■ Problem to work on
Beneath this task is a listing; retype all of it exactly.

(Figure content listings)
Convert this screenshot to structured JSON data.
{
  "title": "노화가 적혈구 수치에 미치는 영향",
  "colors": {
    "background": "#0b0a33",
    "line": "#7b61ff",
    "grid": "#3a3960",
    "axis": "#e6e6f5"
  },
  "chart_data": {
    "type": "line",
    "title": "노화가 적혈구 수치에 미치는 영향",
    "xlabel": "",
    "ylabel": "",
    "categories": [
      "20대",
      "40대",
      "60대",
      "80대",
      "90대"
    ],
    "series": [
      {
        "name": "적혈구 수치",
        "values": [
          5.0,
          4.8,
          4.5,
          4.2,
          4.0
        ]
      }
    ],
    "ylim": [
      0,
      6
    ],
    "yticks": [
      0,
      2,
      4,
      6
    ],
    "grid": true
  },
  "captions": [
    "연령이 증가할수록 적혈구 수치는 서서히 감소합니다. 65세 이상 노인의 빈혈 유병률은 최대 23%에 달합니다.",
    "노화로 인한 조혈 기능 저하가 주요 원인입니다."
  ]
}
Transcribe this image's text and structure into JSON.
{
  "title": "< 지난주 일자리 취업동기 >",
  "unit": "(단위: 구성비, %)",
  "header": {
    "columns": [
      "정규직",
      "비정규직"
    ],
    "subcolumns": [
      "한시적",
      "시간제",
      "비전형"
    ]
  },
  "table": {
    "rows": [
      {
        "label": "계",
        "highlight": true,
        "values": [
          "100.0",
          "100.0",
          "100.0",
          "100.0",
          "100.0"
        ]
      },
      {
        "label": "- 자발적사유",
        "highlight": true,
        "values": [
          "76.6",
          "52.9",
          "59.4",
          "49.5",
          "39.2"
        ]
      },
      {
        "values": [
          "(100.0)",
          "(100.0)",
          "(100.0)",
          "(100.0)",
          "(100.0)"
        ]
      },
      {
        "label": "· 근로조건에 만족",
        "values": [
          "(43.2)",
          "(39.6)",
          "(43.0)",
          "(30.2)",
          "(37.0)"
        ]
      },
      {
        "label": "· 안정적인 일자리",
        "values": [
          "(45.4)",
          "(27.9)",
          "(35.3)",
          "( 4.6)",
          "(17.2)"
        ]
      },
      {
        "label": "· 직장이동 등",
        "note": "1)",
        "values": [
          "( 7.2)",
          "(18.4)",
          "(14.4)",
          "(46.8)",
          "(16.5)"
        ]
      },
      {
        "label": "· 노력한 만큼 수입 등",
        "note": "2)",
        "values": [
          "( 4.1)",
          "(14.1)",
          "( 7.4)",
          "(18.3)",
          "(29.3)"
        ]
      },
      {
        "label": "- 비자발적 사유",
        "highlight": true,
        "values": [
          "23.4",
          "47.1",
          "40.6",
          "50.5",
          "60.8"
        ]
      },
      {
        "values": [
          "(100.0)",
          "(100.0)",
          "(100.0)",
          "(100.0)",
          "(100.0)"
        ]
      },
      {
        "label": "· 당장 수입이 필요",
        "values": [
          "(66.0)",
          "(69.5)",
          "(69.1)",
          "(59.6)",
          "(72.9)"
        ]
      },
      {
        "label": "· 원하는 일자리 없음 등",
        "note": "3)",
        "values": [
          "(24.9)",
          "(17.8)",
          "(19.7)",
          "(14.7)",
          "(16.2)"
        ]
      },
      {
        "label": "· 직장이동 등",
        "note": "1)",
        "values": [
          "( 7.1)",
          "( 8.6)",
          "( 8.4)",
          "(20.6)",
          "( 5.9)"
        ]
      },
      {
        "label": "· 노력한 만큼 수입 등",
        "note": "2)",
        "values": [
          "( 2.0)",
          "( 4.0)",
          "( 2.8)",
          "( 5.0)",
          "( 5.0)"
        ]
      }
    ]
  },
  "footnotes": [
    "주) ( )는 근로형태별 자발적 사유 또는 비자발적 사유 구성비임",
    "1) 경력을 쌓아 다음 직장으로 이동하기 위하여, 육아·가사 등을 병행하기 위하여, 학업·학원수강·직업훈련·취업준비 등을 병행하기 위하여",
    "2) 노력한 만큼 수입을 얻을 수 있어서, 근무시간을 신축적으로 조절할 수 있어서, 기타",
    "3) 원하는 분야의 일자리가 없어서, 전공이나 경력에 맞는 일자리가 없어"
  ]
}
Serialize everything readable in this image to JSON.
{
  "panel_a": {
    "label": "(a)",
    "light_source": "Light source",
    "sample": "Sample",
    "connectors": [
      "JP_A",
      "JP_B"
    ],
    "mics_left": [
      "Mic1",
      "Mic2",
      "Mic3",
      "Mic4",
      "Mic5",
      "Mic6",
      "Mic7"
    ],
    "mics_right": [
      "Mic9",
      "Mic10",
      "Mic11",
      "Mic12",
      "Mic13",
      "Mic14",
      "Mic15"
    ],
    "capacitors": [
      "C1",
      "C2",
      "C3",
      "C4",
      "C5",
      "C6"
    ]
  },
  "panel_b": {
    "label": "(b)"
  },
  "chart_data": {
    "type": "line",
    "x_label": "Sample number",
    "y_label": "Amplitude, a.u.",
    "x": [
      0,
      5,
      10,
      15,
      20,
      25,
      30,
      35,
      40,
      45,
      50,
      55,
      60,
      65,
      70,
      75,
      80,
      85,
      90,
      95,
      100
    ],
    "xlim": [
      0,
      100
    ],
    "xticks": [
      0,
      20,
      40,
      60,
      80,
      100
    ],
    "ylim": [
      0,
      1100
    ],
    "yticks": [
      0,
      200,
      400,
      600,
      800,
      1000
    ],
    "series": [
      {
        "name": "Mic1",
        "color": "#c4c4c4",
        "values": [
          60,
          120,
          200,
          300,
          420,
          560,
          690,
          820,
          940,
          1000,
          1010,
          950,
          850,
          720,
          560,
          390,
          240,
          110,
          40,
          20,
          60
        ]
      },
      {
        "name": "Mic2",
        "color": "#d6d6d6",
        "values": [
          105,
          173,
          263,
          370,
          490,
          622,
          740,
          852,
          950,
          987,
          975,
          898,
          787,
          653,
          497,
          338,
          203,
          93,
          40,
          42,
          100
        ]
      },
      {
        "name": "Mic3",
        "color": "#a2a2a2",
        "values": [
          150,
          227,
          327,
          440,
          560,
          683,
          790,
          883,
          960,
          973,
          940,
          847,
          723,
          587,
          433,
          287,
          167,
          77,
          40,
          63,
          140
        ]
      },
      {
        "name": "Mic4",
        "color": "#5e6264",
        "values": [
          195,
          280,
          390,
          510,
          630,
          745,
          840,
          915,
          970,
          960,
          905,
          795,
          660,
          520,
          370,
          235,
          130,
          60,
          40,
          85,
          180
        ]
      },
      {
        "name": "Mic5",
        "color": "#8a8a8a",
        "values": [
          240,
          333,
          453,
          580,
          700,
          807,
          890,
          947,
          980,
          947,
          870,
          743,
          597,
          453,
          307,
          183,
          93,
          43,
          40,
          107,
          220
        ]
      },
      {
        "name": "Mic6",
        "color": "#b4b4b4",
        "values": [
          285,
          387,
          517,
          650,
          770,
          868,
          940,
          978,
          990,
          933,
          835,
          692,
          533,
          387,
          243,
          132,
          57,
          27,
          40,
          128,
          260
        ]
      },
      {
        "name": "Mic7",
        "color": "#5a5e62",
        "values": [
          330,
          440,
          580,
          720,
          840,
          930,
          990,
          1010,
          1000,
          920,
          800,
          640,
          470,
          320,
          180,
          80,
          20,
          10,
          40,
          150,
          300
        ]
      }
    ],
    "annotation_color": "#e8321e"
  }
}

■ The reply
Convert this screenshot to structured JSON data.
{
  "title": "노화가 적혈구 수치에 미치는 영향",
  "colors": {
    "background": "#0b0a33",
    "line": "#7b61ff",
    "grid": "#3a3960",
    "axis": "#e6e6f5"
  },
  "chart_data": {
    "type": "line",
    "title": "노화가 적혈구 수치에 미치는 영향",
    "xlabel": "",
    "ylabel": "",
    "categories": [
      "20대",
      "40대",
      "60대",
      "80대",
      "90대"
    ],
    "series": [
      {
        "name": "적혈구 수치",
        "values": [
          5.0,
          4.8,
          4.5,
          4.2,
          4.0
        ]
      }
    ],
    "ylim": [
      0,
      6
    ],
    "yticks": [
      0,
      2,
      4,
      6
    ],
    "grid": true
  },
  "captions": [
    "연령이 증가할수록 적혈구 수치는 서서히 감소합니다. 65세 이상 노인의 빈혈 유병률은 최대 23%에 달합니다.",
    "노화로 인한 조혈 기능 저하가 주요 원인입니다."
  ]
}
Transcribe this image's text and structure into JSON.
{
  "title": "< 지난주 일자리 취업동기 >",
  "unit": "(단위: 구성비, %)",
  "header": {
    "columns": [
      "정규직",
      "비정규직"
    ],
    "subcolumns": [
      "한시적",
      "시간제",
      "비전형"
    ]
  },
  "table": {
    "rows": [
      {
        "label": "계",
        "highlight": true,
        "values": [
          "100.0",
          "100.0",
          "100.0",
          "100.0",
          "100.0"
        ]
      },
      {
        "label": "- 자발적사유",
        "highlight": true,
        "values": [
          "76.6",
          "52.9",
          "59.4",
          "49.5",
          "39.2"
        ]
      },
      {
        "values": [
          "(100.0)",
          "(100.0)",
          "(100.0)",
          "(100.0)",
          "(100.0)"
        ]
      },
      {
        "label": "· 근로조건에 만족",
        "values": [
          "(43.2)",
          "(39.6)",
          "(43.0)",
          "(30.2)",
          "(37.0)"
        ]
      },
      {
        "label": "· 안정적인 일자리",
        "values": [
          "(45.4)",
          "(27.9)",
          "(35.3)",
          "( 4.6)",
          "(17.2)"
        ]
      },
      {
        "label": "· 직장이동 등",
        "note": "1)",
        "values": [
          "( 7.2)",
          "(18.4)",
          "(14.4)",
          "(46.8)",
          "(16.5)"
        ]
      },
      {
        "label": "· 노력한 만큼 수입 등",
        "note": "2)",
        "values": [
          "( 4.1)",
          "(14.1)",
          "( 7.4)",
          "(18.3)",
          "(29.3)"
        ]
      },
      {
        "label": "- 비자발적 사유",
        "highlight": true,
        "values": [
          "23.4",
          "47.1",
          "40.6",
          "50.5",
          "60.8"
        ]
      },
      {
        "values": [
          "(100.0)",
          "(100.0)",
          "(100.0)",
          "(100.0)",
          "(100.0)"
        ]
      },
      {
        "label": "· 당장 수입이 필요",
        "values": [
          "(66.0)",
          "(69.5)",
          "(69.1)",
          "(59.6)",
          "(72.9)"
        ]
      },
      {
        "label": "· 원하는 일자리 없음 등",
        "note": "3)",
        "values": [
          "(24.9)",
          "(17.8)",
          "(19.7)",
          "(14.7)",
          "(16.2)"
        ]
      },
      {
        "label": "· 직장이동 등",
        "note": "1)",
        "values": [
          "( 7.1)",
          "( 8.6)",
          "( 8.4)",
          "(20.6)",
          "( 5.9)"
        ]
      },
      {
        "label": "· 노력한 만큼 수입 등",
        "note": "2)",
        "values": [
          "( 2.0)",
          "( 4.0)",
          "( 2.8)",
          "( 5.0)",
          "( 5.0)"
        ]
      }
    ]
  },
  "footnotes": [
    "주) ( )는 근로형태별 자발적 사유 또는 비자발적 사유 구성비임",
    "1) 경력을 쌓아 다음 직장으로 이동하기 위하여, 육아·가사 등을 병행하기 위하여, 학업·학원수강·직업훈련·취업준비 등을 병행하기 위하여",
    "2) 노력한 만큼 수입을 얻을 수 있어서, 근무시간을 신축적으로 조절할 수 있어서, 기타",
    "3) 원하는 분야의 일자리가 없어서, 전공이나 경력에 맞는 일자리가 없어"
  ]
}
Serialize everything readable in this image to JSON.
{
  "panel_a": {
    "label": "(a)",
    "light_source": "Light source",
    "sample": "Sample",
    "connectors": [
      "JP_A",
      "JP_B"
    ],
    "mics_left": [
      "Mic1",
      "Mic2",
      "Mic3",
      "Mic4",
      "Mic5",
      "Mic6",
      "Mic7"
    ],
    "mics_right": [
      "Mic9",
      "Mic10",
      "Mic11",
      "Mic12",
      "Mic13",
      "Mic14",
      "Mic15"
    ],
    "capacitors": [
      "C1",
      "C2",
      "C3",
      "C4",
      "C5",
      "C6"
    ]
  },
  "panel_b": {
    "label": "(b)"
  },
  "chart_data": {
    "type": "line",
    "x_label": "Sample number",
    "y_label": "Amplitude, a.u.",
    "x": [
      0,
      5,
      10,
      15,
      20,
      25,
      30,
      35,
      40,
      45,
      50,
      55,
      60,
      65,
      70,
      75,
      80,
      85,
      90,
      95,
      100
    ],
    "xlim": [
      0,
      100
    ],
    "xticks": [
      0,
      20,
      40,
      60,
      80,
      100
    ],
    "ylim": [
      0,
      1100
    ],
    "yticks": [
      0,
      200,
      400,
      600,
      800,
      1000
    ],
    "series": [
      {
        "name": "Mic1",
        "color": "#c4c4c4",
        "values": [
          60,
          120,
          200,
          300,
          420,
          560,
          690,
          820,
          940,
          1000,
          1010,
          950,
          850,
          720,
          560,
          390,
          240,
          110,
          40,
          20,
          60
        ]
      },
      {
        "name": "Mic2",
        "color": "#d6d6d6",
        "values": [
          105,
          173,
          263,
          370,
          490,
          622,
          740,
          852,
          950,
          987,
          975,
          898,
          787,
          653,
          497,
          338,
          203,
          93,
          40,
          42,
          100
        ]
      },
      {
        "name": "Mic3",
        "color": "#a2a2a2",
        "values": [
          150,
          227,
          327,
          440,
          560,
          683,
          790,
          883,
          960,
          973,
          940,
          847,
          723,
          587,
          433,
          287,
          167,
          77,
          40,
          63,
          140
        ]
      },
      {
        "name": "Mic4",
        "color": "#5e6264",
        "values": [
          195,
          280,
          390,
          510,
          630,
          745,
          840,
          915,
          970,
          960,
          905,
          795,
          660,
          520,
          370,
          235,
          130,
          60,
          40,
          85,
          180
        ]
      },
      {
        "name": "Mic5",
        "color": "#8a8a8a",
        "values": [
          240,
          333,
          453,
          580,
          700,
          807,
          890,
          947,
          980,
          947,
          870,
          743,
          597,
          453,
          307,
          183,
          93,
          43,
          40,
          107,
          220
        ]
      },
      {
        "name": "Mic6",
        "color": "#b4b4b4",
        "values": [
          285,
          387,
          517,
          650,
          770,
          868,
          940,
          978,
          990,
          933,
          835,
          692,
          533,
          387,
          243,
          132,
          57,
          27,
          40,
          128,
          260
        ]
      },
      {
        "name": "Mic7",
        "color": "#5a5e62",
        "values": [
          330,
          440,
          580,
          720,
          840,
          930,
          990,
          1010,
          1000,
          920,
          800,
          640,
          470,
          320,
          180,
          80,
          20,
          10,
          40,
          150,
          300
        ]
      }
    ],
    "annotation_color": "#e8321e"
  }
}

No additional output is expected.